### INSTRUCTION:
What follows is a block of records; restate each one word for word.

### MATERIAL FOR THE TASK:
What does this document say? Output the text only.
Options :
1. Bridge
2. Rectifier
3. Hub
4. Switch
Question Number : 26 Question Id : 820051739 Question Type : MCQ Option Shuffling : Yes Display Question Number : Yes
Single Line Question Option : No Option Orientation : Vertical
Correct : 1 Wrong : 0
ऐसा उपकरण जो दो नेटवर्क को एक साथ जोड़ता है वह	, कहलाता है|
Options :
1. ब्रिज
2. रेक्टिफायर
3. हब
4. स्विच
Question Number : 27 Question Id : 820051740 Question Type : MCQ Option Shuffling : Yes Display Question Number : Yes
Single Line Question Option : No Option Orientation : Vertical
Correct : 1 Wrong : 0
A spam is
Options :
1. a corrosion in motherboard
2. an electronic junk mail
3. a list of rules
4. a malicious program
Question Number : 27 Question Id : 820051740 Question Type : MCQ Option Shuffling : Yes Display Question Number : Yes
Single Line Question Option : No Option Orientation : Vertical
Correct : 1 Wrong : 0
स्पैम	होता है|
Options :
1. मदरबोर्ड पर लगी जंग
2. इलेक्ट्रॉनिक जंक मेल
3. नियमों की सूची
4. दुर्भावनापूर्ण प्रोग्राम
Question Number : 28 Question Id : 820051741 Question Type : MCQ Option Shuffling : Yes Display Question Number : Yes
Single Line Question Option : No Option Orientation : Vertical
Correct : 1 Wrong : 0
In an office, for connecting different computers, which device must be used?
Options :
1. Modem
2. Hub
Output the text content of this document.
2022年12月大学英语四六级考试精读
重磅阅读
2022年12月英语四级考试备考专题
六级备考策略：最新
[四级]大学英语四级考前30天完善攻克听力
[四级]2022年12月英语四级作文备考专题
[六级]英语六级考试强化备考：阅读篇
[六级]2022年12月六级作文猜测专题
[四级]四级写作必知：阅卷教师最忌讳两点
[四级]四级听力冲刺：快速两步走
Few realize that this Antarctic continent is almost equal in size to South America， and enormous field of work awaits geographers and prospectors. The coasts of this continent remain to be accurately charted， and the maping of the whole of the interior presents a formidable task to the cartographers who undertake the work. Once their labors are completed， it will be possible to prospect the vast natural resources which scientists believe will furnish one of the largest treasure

### SOLUTION FOR THIS PROBLEM:
What does this document say? Output the text only.
Options :
1. Bridge
2. Rectifier
3. Hub
4. Switch
Question Number : 26 Question Id : 820051739 Question Type : MCQ Option Shuffling : Yes Display Question Number : Yes
Single Line Question Option : No Option Orientation : Vertical
Correct : 1 Wrong : 0
ऐसा उपकरण जो दो नेटवर्क को एक साथ जोड़ता है वह	, कहलाता है|
Options :
1. ब्रिज
2. रेक्टिफायर
3. हब
4. स्विच
Question Number : 27 Question Id : 820051740 Question Type : MCQ Option Shuffling : Yes Display Question Number : Yes
Single Line Question Option : No Option Orientation : Vertical
Correct : 1 Wrong : 0
A spam is
Options :
1. a corrosion in motherboard
2. an electronic junk mail
3. a list of rules
4. a malicious program
Question Number : 27 Question Id : 820051740 Question Type : MCQ Option Shuffling : Yes Display Question Number : Yes
Single Line Question Option : No Option Orientation : Vertical
Correct : 1 Wrong : 0
स्पैम	होता है|
Options :
1. मदरबोर्ड पर लगी जंग
2. इलेक्ट्रॉनिक जंक मेल
3. नियमों की सूची
4. दुर्भावनापूर्ण प्रोग्राम
Question Number : 28 Question Id : 820051741 Question Type : MCQ Option Shuffling : Yes Display Question Number : Yes
Single Line Question Option : No Option Orientation : Vertical
Correct : 1 Wrong : 0
In an office, for connecting different computers, which device must be used?
Options :
1. Modem
2. Hub
Output the text content of this document.
2022年12月大学英语四六级考试精读
重磅阅读
2022年12月英语四级考试备考专题
六级备考策略：最新
[四级]大学英语四级考前30天完善攻克听力
[四级]2022年12月英语四级作文备考专题
[六级]英语六级考试强化备考：阅读篇
[六级]2022年12月六级作文猜测专题
[四级]四级写作必知：阅卷教师最忌讳两点
[四级]四级听力冲刺：快速两步走
Few realize that this Antarctic continent is almost equal in size to South America， and enormous field of work awaits geographers and prospectors. The coasts of this continent remain to be accurately charted， and the maping of the whole of the interior presents a formidable task to the cartographers who undertake the work. Once their labors are completed， it will be possible to prospect the vast natural resources which scientists believe will furnish one of the largest treasure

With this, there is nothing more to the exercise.